Objective.
Output each entry exactly; skip nothing.

Records excerpted from a collection:
━━━

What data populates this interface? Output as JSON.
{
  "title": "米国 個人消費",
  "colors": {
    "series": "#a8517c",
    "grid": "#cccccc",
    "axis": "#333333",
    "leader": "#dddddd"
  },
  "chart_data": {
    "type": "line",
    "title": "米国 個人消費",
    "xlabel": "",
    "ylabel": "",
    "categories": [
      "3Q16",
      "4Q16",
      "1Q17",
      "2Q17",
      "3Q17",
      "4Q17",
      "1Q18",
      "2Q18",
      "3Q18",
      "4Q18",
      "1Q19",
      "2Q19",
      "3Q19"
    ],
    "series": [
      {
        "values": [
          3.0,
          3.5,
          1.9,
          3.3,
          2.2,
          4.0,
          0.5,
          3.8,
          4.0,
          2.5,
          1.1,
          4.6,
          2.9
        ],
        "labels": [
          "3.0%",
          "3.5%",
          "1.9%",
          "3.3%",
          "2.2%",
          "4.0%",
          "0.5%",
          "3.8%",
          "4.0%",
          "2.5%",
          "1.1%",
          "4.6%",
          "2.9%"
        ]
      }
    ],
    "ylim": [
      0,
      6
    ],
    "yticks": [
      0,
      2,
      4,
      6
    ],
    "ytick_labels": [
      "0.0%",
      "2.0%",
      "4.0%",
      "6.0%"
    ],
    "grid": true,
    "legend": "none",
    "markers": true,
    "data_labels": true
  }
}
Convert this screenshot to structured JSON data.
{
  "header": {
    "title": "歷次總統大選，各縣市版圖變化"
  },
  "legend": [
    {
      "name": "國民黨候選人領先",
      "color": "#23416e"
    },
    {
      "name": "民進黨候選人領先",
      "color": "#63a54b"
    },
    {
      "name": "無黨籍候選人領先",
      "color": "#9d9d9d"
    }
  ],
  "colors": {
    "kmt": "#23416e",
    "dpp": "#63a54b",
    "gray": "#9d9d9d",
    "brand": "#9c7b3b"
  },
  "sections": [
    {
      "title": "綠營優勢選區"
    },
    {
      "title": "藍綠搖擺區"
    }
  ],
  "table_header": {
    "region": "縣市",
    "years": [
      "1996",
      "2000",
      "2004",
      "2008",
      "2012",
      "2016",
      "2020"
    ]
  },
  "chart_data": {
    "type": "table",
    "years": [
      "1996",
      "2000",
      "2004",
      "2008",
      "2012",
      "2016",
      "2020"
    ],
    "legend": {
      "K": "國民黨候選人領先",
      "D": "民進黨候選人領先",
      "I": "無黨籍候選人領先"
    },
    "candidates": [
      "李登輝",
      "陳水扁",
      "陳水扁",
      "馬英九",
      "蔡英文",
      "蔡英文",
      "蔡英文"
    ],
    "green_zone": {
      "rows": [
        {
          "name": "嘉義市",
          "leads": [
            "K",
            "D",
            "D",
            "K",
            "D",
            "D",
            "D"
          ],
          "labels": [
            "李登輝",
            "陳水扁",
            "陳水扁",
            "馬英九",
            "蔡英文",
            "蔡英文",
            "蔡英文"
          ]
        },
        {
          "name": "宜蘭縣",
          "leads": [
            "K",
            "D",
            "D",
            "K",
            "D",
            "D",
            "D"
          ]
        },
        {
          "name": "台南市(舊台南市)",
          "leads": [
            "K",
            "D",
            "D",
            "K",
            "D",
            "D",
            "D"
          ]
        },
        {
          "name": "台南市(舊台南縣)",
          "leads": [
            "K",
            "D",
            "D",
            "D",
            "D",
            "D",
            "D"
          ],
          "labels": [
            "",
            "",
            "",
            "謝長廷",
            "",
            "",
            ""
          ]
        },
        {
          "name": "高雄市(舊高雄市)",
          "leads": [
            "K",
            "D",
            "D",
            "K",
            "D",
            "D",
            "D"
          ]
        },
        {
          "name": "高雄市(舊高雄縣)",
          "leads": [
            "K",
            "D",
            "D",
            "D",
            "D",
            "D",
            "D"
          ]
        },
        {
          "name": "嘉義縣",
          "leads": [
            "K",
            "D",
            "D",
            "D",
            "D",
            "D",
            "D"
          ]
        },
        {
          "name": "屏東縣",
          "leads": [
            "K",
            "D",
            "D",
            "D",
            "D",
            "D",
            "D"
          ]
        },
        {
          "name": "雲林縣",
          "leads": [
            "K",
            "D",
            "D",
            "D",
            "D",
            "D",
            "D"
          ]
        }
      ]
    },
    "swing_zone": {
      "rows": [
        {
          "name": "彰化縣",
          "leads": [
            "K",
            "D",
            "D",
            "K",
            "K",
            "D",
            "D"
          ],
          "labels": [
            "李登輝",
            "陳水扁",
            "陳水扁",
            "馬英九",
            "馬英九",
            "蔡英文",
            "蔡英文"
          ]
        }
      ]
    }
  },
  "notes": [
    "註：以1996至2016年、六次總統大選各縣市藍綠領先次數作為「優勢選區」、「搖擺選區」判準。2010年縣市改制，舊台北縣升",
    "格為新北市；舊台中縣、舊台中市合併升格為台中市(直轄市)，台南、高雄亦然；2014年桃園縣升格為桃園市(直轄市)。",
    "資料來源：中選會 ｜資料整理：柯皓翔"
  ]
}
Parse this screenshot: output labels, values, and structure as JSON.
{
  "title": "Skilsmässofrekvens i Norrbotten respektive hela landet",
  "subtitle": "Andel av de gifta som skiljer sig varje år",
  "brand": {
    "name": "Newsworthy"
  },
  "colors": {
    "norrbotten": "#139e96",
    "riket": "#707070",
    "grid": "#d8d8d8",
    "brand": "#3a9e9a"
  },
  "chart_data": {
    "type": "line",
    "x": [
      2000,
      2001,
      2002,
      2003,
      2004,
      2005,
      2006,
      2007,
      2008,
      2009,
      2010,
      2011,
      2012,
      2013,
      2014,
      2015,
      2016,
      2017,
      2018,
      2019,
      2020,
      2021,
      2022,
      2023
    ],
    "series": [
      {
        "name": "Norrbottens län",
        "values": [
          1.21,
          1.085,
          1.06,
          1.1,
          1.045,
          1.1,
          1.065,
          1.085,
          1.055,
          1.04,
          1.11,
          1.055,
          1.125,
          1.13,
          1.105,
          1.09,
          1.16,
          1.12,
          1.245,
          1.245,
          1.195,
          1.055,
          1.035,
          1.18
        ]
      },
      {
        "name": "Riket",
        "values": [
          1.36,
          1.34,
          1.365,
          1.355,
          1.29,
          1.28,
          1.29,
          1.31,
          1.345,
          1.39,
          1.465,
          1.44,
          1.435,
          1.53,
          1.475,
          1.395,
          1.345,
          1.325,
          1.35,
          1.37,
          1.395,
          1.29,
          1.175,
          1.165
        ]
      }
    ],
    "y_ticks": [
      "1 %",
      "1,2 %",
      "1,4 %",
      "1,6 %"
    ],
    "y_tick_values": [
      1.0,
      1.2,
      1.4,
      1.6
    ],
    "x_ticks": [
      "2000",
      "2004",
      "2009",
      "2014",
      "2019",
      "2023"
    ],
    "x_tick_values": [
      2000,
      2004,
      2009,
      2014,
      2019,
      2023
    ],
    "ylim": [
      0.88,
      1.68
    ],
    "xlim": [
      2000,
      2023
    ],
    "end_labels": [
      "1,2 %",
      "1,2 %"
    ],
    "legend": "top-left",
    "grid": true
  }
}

━━━

Result of the task.
What data populates this interface? Output as JSON.
{
  "title": "米国 個人消費",
  "colors": {
    "series": "#a8517c",
    "grid": "#cccccc",
    "axis": "#333333",
    "leader": "#dddddd"
  },
  "chart_data": {
    "type": "line",
    "title": "米国 個人消費",
    "xlabel": "",
    "ylabel": "",
    "categories": [
      "3Q16",
      "4Q16",
      "1Q17",
      "2Q17",
      "3Q17",
      "4Q17",
      "1Q18",
      "2Q18",
      "3Q18",
      "4Q18",
      "1Q19",
      "2Q19",
      "3Q19"
    ],
    "series": [
      {
        "values": [
          3.0,
          3.5,
          1.9,
          3.3,
          2.2,
          4.0,
          0.5,
          3.8,
          4.0,
          2.5,
          1.1,
          4.6,
          2.9
        ],
        "labels": [
          "3.0%",
          "3.5%",
          "1.9%",
          "3.3%",
          "2.2%",
          "4.0%",
          "0.5%",
          "3.8%",
          "4.0%",
          "2.5%",
          "1.1%",
          "4.6%",
          "2.9%"
        ]
      }
    ],
    "ylim": [
      0,
      6
    ],
    "yticks": [
      0,
      2,
      4,
      6
    ],
    "ytick_labels": [
      "0.0%",
      "2.0%",
      "4.0%",
      "6.0%"
    ],
    "grid": true,
    "legend": "none",
    "markers": true,
    "data_labels": true
  }
}
Convert this screenshot to structured JSON data.
{
  "header": {
    "title": "歷次總統大選，各縣市版圖變化"
  },
  "legend": [
    {
      "name": "國民黨候選人領先",
      "color": "#23416e"
    },
    {
      "name": "民進黨候選人領先",
      "color": "#63a54b"
    },
    {
      "name": "無黨籍候選人領先",
      "color": "#9d9d9d"
    }
  ],
  "colors": {
    "kmt": "#23416e",
    "dpp": "#63a54b",
    "gray": "#9d9d9d",
    "brand": "#9c7b3b"
  },
  "sections": [
    {
      "title": "綠營優勢選區"
    },
    {
      "title": "藍綠搖擺區"
    }
  ],
  "table_header": {
    "region": "縣市",
    "years": [
      "1996",
      "2000",
      "2004",
      "2008",
      "2012",
      "2016",
      "2020"
    ]
  },
  "chart_data": {
    "type": "table",
    "years": [
      "1996",
      "2000",
      "2004",
      "2008",
      "2012",
      "2016",
      "2020"
    ],
    "legend": {
      "K": "國民黨候選人領先",
      "D": "民進黨候選人領先",
      "I": "無黨籍候選人領先"
    },
    "candidates": [
      "李登輝",
      "陳水扁",
      "陳水扁",
      "馬英九",
      "蔡英文",
      "蔡英文",
      "蔡英文"
    ],
    "green_zone": {
      "rows": [
        {
          "name": "嘉義市",
          "leads": [
            "K",
            "D",
            "D",
            "K",
            "D",
            "D",
            "D"
          ],
          "labels": [
            "李登輝",
            "陳水扁",
            "陳水扁",
            "馬英九",
            "蔡英文",
            "蔡英文",
            "蔡英文"
          ]
        },
        {
          "name": "宜蘭縣",
          "leads": [
            "K",
            "D",
            "D",
            "K",
            "D",
            "D",
            "D"
          ]
        },
        {
          "name": "台南市(舊台南市)",
          "leads": [
            "K",
            "D",
            "D",
            "K",
            "D",
            "D",
            "D"
          ]
        },
        {
          "name": "台南市(舊台南縣)",
          "leads": [
            "K",
            "D",
            "D",
            "D",
            "D",
            "D",
            "D"
          ],
          "labels": [
            "",
            "",
            "",
            "謝長廷",
            "",
            "",
            ""
          ]
        },
        {
          "name": "高雄市(舊高雄市)",
          "leads": [
            "K",
            "D",
            "D",
            "K",
            "D",
            "D",
            "D"
          ]
        },
        {
          "name": "高雄市(舊高雄縣)",
          "leads": [
            "K",
            "D",
            "D",
            "D",
            "D",
            "D",
            "D"
          ]
        },
        {
          "name": "嘉義縣",
          "leads": [
            "K",
            "D",
            "D",
            "D",
            "D",
            "D",
            "D"
          ]
        },
        {
          "name": "屏東縣",
          "leads": [
            "K",
            "D",
            "D",
            "D",
            "D",
            "D",
            "D"
          ]
        },
        {
          "name": "雲林縣",
          "leads": [
            "K",
            "D",
            "D",
            "D",
            "D",
            "D",
            "D"
          ]
        }
      ]
    },
    "swing_zone": {
      "rows": [
        {
          "name": "彰化縣",
          "leads": [
            "K",
            "D",
            "D",
            "K",
            "K",
            "D",
            "D"
          ],
          "labels": [
            "李登輝",
            "陳水扁",
            "陳水扁",
            "馬英九",
            "馬英九",
            "蔡英文",
            "蔡英文"
          ]
        }
      ]
    }
  },
  "notes": [
    "註：以1996至2016年、六次總統大選各縣市藍綠領先次數作為「優勢選區」、「搖擺選區」判準。2010年縣市改制，舊台北縣升",
    "格為新北市；舊台中縣、舊台中市合併升格為台中市(直轄市)，台南、高雄亦然；2014年桃園縣升格為桃園市(直轄市)。",
    "資料來源：中選會 ｜資料整理：柯皓翔"
  ]
}
Parse this screenshot: output labels, values, and structure as JSON.
{
  "title": "Skilsmässofrekvens i Norrbotten respektive hela landet",
  "subtitle": "Andel av de gifta som skiljer sig varje år",
  "brand": {
    "name": "Newsworthy"
  },
  "colors": {
    "norrbotten": "#139e96",
    "riket": "#707070",
    "grid": "#d8d8d8",
    "brand": "#3a9e9a"
  },
  "chart_data": {
    "type": "line",
    "x": [
      2000,
      2001,
      2002,
      2003,
      2004,
      2005,
      2006,
      2007,
      2008,
      2009,
      2010,
      2011,
      2012,
      2013,
      2014,
      2015,
      2016,
      2017,
      2018,
      2019,
      2020,
      2021,
      2022,
      2023
    ],
    "series": [
      {
        "name": "Norrbottens län",
        "values": [
          1.21,
          1.085,
          1.06,
          1.1,
          1.045,
          1.1,
          1.065,
          1.085,
          1.055,
          1.04,
          1.11,
          1.055,
          1.125,
          1.13,
          1.105,
          1.09,
          1.16,
          1.12,
          1.245,
          1.245,
          1.195,
          1.055,
          1.035,
          1.18
        ]
      },
      {
        "name": "Riket",
        "values": [
          1.36,
          1.34,
          1.365,
          1.355,
          1.29,
          1.28,
          1.29,
          1.31,
          1.345,
          1.39,
          1.465,
          1.44,
          1.435,
          1.53,
          1.475,
          1.395,
          1.345,
          1.325,
          1.35,
          1.37,
          1.395,
          1.29,
          1.175,
          1.165
        ]
      }
    ],
    "y_ticks": [
      "1 %",
      "1,2 %",
      "1,4 %",
      "1,6 %"
    ],
    "y_tick_values": [
      1.0,
      1.2,
      1.4,
      1.6
    ],
    "x_ticks": [
      "2000",
      "2004",
      "2009",
      "2014",
      "2019",
      "2023"
    ],
    "x_tick_values": [
      2000,
      2004,
      2009,
      2014,
      2019,
      2023
    ],
    "ylim": [
      0.88,
      1.68
    ],
    "xlim": [
      2000,
      2023
    ],
    "end_labels": [
      "1,2 %",
      "1,2 %"
    ],
    "legend": "top-left",
    "grid": true
  }
}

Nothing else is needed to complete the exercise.